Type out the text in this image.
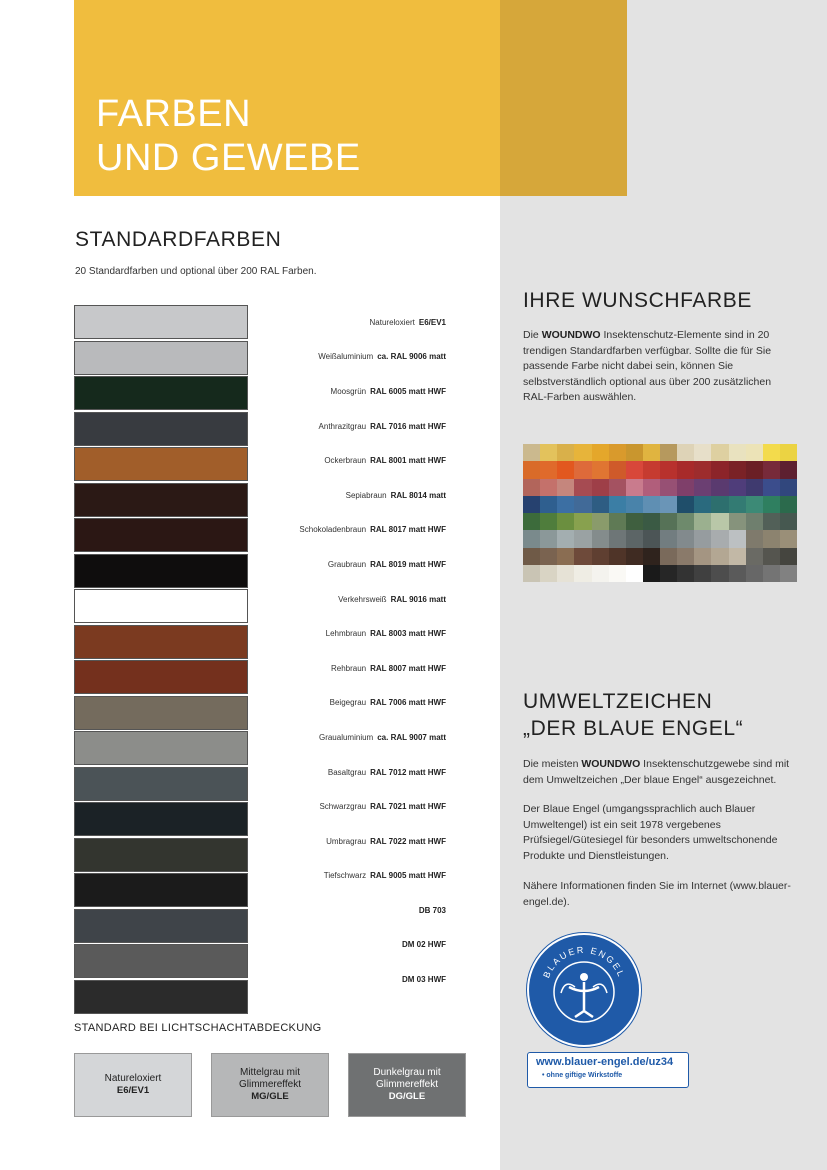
FARBEN
UND GEWEBE
STANDARDFARBEN
20 Standardfarben und optional über 200 RAL Farben.
Natureloxiert E6/EV1
Weißaluminium ca. RAL 9006 matt
Moosgrün RAL 6005 matt HWF
Anthrazitgrau RAL 7016 matt HWF
Ockerbraun RAL 8001 matt HWF
Sepiabraun RAL 8014 matt
Schokoladenbraun RAL 8017 matt HWF
Graubraun RAL 8019 matt HWF
Verkehrsweiß RAL 9016 matt
Lehmbraun RAL 8003 matt HWF
Rehbraun RAL 8007 matt HWF
Beigegrau RAL 7006 matt HWF
Graualuminium ca. RAL 9007 matt
Basaltgrau RAL 7012 matt HWF
Schwarzgrau RAL 7021 matt HWF
Umbragrau RAL 7022 matt HWF
Tiefschwarz RAL 9005 matt HWF
DB 703
DM 02 HWF
DM 03 HWF
STANDARD BEI LICHTSCHACHTABDECKUNG
Natureloxiert
E6/EV1
Mittelgrau mit
Glimmereffekt
MG/GLE
Dunkelgrau mit
Glimmereffekt
DG/GLE
IHRE WUNSCHFARBE

Die WOUNDWO Insektenschutz-Elemente sind in 20 trendigen Standardfarben verfügbar. Sollte die für Sie passende Farbe nicht dabei sein, können Sie selbstverständlich optional aus über 200 zusätzlichen RAL-Farben auswählen.

UMWELTZEICHEN
„DER BLAUE ENGEL“

Die meisten WOUNDWO Insektenschutzgewebe sind mit dem Umweltzeichen „Der blaue Engel“ ausgezeichnet.

Der Blaue Engel (umgangssprachlich auch Blauer Umweltengel) ist ein seit 1978 vergebenes Prüfsiegel/Gütesiegel für besonders umweltschonende Produkte und Dienstleistungen.

Nähere Informationen finden Sie im Internet (www.blauer-engel.de).

BLAUER ENGEL
www.blauer-engel.de/uz34
• ohne giftige Wirkstoffe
□ □ □ □ □
*TASK STATEMENT*.
Omit every image. Quote each record exactly.

*WRITTEN SOLUTION*.
Type out the text in this image.
FARBEN
UND GEWEBE
STANDARDFARBEN
20 Standardfarben und optional über 200 RAL Farben.
Natureloxiert E6/EV1
Weißaluminium ca. RAL 9006 matt
Moosgrün RAL 6005 matt HWF
Anthrazitgrau RAL 7016 matt HWF
Ockerbraun RAL 8001 matt HWF
Sepiabraun RAL 8014 matt
Schokoladenbraun RAL 8017 matt HWF
Graubraun RAL 8019 matt HWF
Verkehrsweiß RAL 9016 matt
Lehmbraun RAL 8003 matt HWF
Rehbraun RAL 8007 matt HWF
Beigegrau RAL 7006 matt HWF
Graualuminium ca. RAL 9007 matt
Basaltgrau RAL 7012 matt HWF
Schwarzgrau RAL 7021 matt HWF
Umbragrau RAL 7022 matt HWF
Tiefschwarz RAL 9005 matt HWF
DB 703
DM 02 HWF
DM 03 HWF
STANDARD BEI LICHTSCHACHTABDECKUNG
Natureloxiert
E6/EV1
Mittelgrau mit
Glimmereffekt
MG/GLE
Dunkelgrau mit
Glimmereffekt
DG/GLE
IHRE WUNSCHFARBE

Die WOUNDWO Insektenschutz-Elemente sind in 20 trendigen Standardfarben verfügbar. Sollte die für Sie passende Farbe nicht dabei sein, können Sie selbstverständlich optional aus über 200 zusätzlichen RAL-Farben auswählen.

UMWELTZEICHEN
„DER BLAUE ENGEL“

Die meisten WOUNDWO Insektenschutzgewebe sind mit dem Umweltzeichen „Der blaue Engel“ ausgezeichnet.

Der Blaue Engel (umgangssprachlich auch Blauer Umweltengel) ist ein seit 1978 vergebenes Prüfsiegel/Gütesiegel für besonders umweltschonende Produkte und Dienstleistungen.

Nähere Informationen finden Sie im Internet (www.blauer-engel.de).

BLAUER ENGEL
www.blauer-engel.de/uz34
• ohne giftige Wirkstoffe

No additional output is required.